— start of Extracted entries —

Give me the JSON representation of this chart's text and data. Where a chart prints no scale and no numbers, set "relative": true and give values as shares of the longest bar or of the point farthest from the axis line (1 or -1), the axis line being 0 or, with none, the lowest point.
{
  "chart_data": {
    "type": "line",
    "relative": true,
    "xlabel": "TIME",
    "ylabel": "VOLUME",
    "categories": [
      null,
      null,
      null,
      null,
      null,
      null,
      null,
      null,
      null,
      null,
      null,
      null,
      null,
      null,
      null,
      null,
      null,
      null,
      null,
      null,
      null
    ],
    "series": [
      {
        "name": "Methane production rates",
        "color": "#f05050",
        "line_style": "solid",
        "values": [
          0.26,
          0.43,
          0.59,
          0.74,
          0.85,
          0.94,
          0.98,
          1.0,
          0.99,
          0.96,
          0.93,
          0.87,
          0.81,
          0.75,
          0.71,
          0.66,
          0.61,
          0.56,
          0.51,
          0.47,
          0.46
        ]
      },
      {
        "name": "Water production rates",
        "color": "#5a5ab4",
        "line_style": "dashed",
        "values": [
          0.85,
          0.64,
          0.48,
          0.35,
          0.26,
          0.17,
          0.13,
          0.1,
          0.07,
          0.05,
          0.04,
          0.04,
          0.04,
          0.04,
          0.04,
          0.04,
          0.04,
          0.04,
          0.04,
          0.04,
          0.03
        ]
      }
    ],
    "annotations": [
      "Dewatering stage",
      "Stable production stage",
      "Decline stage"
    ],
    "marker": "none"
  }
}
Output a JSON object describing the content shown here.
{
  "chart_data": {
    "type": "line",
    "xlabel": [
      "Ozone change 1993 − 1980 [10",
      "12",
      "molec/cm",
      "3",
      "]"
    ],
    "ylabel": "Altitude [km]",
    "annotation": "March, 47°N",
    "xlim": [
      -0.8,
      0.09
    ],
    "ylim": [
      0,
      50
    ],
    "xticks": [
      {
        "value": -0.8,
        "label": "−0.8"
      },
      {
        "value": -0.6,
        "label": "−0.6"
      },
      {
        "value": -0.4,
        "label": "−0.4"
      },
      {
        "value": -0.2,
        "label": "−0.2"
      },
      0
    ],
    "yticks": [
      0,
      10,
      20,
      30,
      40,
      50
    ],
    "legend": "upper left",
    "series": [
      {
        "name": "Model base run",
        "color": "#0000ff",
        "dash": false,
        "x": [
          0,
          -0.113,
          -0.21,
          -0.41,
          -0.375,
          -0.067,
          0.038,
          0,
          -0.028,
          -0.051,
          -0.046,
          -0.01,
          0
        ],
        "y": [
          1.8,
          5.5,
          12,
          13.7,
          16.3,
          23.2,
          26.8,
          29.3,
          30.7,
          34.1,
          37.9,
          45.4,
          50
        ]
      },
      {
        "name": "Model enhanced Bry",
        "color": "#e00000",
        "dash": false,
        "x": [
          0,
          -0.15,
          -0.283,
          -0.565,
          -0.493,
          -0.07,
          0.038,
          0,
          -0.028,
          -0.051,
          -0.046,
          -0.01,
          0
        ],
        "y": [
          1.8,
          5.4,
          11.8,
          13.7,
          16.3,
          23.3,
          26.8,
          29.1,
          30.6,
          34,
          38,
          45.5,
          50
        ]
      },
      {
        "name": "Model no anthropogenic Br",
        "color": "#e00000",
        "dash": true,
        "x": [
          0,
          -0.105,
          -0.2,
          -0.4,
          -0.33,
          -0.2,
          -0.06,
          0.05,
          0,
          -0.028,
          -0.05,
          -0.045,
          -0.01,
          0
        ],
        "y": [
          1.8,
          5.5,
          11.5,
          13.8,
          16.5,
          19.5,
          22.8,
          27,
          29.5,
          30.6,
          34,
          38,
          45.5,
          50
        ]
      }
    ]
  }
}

— end of Extracted entries —

• [Challenge]
Give an exact repetition of all the material.

• [Task answer]
Give me the JSON representation of this chart's text and data. Where a chart prints no scale and no numbers, set "relative": true and give values as shares of the longest bar or of the point farthest from the axis line (1 or -1), the axis line being 0 or, with none, the lowest point.
{
  "chart_data": {
    "type": "line",
    "relative": true,
    "xlabel": "TIME",
    "ylabel": "VOLUME",
    "categories": [
      null,
      null,
      null,
      null,
      null,
      null,
      null,
      null,
      null,
      null,
      null,
      null,
      null,
      null,
      null,
      null,
      null,
      null,
      null,
      null,
      null
    ],
    "series": [
      {
        "name": "Methane production rates",
        "color": "#f05050",
        "line_style": "solid",
        "values": [
          0.26,
          0.43,
          0.59,
          0.74,
          0.85,
          0.94,
          0.98,
          1.0,
          0.99,
          0.96,
          0.93,
          0.87,
          0.81,
          0.75,
          0.71,
          0.66,
          0.61,
          0.56,
          0.51,
          0.47,
          0.46
        ]
      },
      {
        "name": "Water production rates",
        "color": "#5a5ab4",
        "line_style": "dashed",
        "values": [
          0.85,
          0.64,
          0.48,
          0.35,
          0.26,
          0.17,
          0.13,
          0.1,
          0.07,
          0.05,
          0.04,
          0.04,
          0.04,
          0.04,
          0.04,
          0.04,
          0.04,
          0.04,
          0.04,
          0.04,
          0.03
        ]
      }
    ],
    "annotations": [
      "Dewatering stage",
      "Stable production stage",
      "Decline stage"
    ],
    "marker": "none"
  }
}
Output a JSON object describing the content shown here.
{
  "chart_data": {
    "type": "line",
    "xlabel": [
      "Ozone change 1993 − 1980 [10",
      "12",
      "molec/cm",
      "3",
      "]"
    ],
    "ylabel": "Altitude [km]",
    "annotation": "March, 47°N",
    "xlim": [
      -0.8,
      0.09
    ],
    "ylim": [
      0,
      50
    ],
    "xticks": [
      {
        "value": -0.8,
        "label": "−0.8"
      },
      {
        "value": -0.6,
        "label": "−0.6"
      },
      {
        "value": -0.4,
        "label": "−0.4"
      },
      {
        "value": -0.2,
        "label": "−0.2"
      },
      0
    ],
    "yticks": [
      0,
      10,
      20,
      30,
      40,
      50
    ],
    "legend": "upper left",
    "series": [
      {
        "name": "Model base run",
        "color": "#0000ff",
        "dash": false,
        "x": [
          0,
          -0.113,
          -0.21,
          -0.41,
          -0.375,
          -0.067,
          0.038,
          0,
          -0.028,
          -0.051,
          -0.046,
          -0.01,
          0
        ],
        "y": [
          1.8,
          5.5,
          12,
          13.7,
          16.3,
          23.2,
          26.8,
          29.3,
          30.7,
          34.1,
          37.9,
          45.4,
          50
        ]
      },
      {
        "name": "Model enhanced Bry",
        "color": "#e00000",
        "dash": false,
        "x": [
          0,
          -0.15,
          -0.283,
          -0.565,
          -0.493,
          -0.07,
          0.038,
          0,
          -0.028,
          -0.051,
          -0.046,
          -0.01,
          0
        ],
        "y": [
          1.8,
          5.4,
          11.8,
          13.7,
          16.3,
          23.3,
          26.8,
          29.1,
          30.6,
          34,
          38,
          45.5,
          50
        ]
      },
      {
        "name": "Model no anthropogenic Br",
        "color": "#e00000",
        "dash": true,
        "x": [
          0,
          -0.105,
          -0.2,
          -0.4,
          -0.33,
          -0.2,
          -0.06,
          0.05,
          0,
          -0.028,
          -0.05,
          -0.045,
          -0.01,
          0
        ],
        "y": [
          1.8,
          5.5,
          11.5,
          13.8,
          16.5,
          19.5,
          22.8,
          27,
          29.5,
          30.6,
          34,
          38,
          45.5,
          50
        ]
      }
    ]
  }
}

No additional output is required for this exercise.